Start of Block
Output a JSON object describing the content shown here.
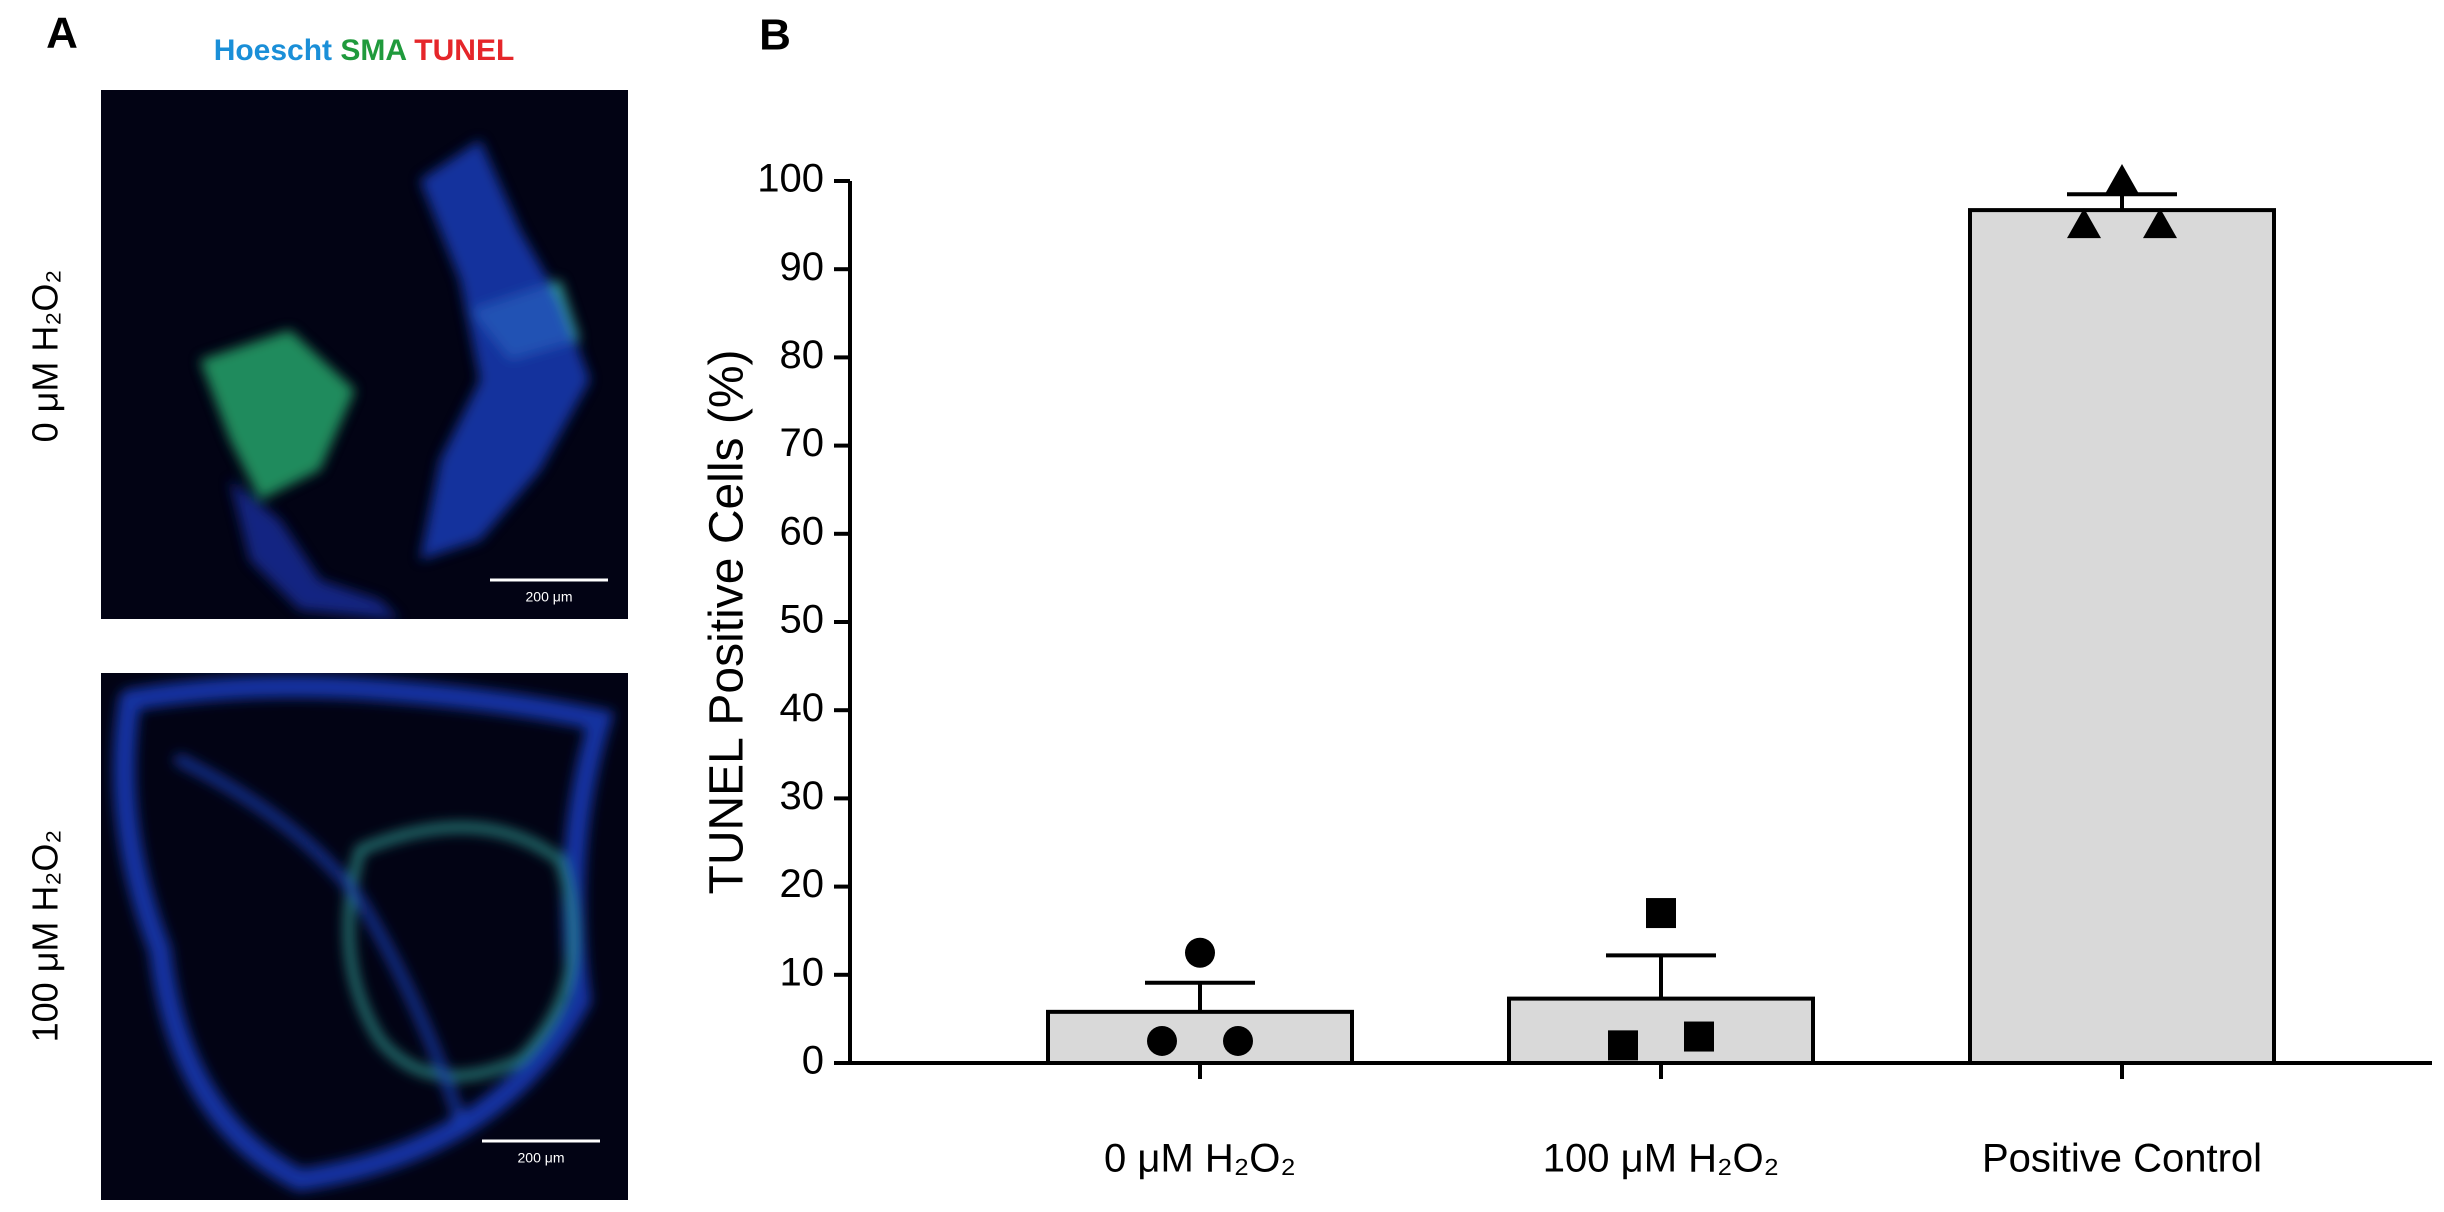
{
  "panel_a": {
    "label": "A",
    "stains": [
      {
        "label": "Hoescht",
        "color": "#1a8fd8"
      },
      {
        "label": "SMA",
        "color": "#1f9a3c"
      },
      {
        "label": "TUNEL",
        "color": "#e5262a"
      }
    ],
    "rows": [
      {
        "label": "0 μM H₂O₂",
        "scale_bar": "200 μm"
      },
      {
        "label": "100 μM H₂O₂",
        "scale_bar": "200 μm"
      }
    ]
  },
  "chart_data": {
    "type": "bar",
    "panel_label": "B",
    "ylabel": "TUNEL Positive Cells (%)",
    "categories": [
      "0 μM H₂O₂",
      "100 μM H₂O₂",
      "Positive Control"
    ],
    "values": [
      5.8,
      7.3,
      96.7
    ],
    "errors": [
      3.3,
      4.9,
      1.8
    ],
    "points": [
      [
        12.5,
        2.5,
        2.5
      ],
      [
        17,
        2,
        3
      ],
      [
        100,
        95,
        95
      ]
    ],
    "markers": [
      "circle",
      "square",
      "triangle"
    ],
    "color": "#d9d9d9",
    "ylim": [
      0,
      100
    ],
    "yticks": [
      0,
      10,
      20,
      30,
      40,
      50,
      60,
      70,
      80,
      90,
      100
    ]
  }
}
End of Block
Repeat, word for word, each of the records, omitting any image they hold.

- The answer:
Output a JSON object describing the content shown here.
{
  "panel_a": {
    "label": "A",
    "stains": [
      {
        "label": "Hoescht",
        "color": "#1a8fd8"
      },
      {
        "label": "SMA",
        "color": "#1f9a3c"
      },
      {
        "label": "TUNEL",
        "color": "#e5262a"
      }
    ],
    "rows": [
      {
        "label": "0 μM H₂O₂",
        "scale_bar": "200 μm"
      },
      {
        "label": "100 μM H₂O₂",
        "scale_bar": "200 μm"
      }
    ]
  },
  "chart_data": {
    "type": "bar",
    "panel_label": "B",
    "ylabel": "TUNEL Positive Cells (%)",
    "categories": [
      "0 μM H₂O₂",
      "100 μM H₂O₂",
      "Positive Control"
    ],
    "values": [
      5.8,
      7.3,
      96.7
    ],
    "errors": [
      3.3,
      4.9,
      1.8
    ],
    "points": [
      [
        12.5,
        2.5,
        2.5
      ],
      [
        17,
        2,
        3
      ],
      [
        100,
        95,
        95
      ]
    ],
    "markers": [
      "circle",
      "square",
      "triangle"
    ],
    "color": "#d9d9d9",
    "ylim": [
      0,
      100
    ],
    "yticks": [
      0,
      10,
      20,
      30,
      40,
      50,
      60,
      70,
      80,
      90,
      100
    ]
  }
}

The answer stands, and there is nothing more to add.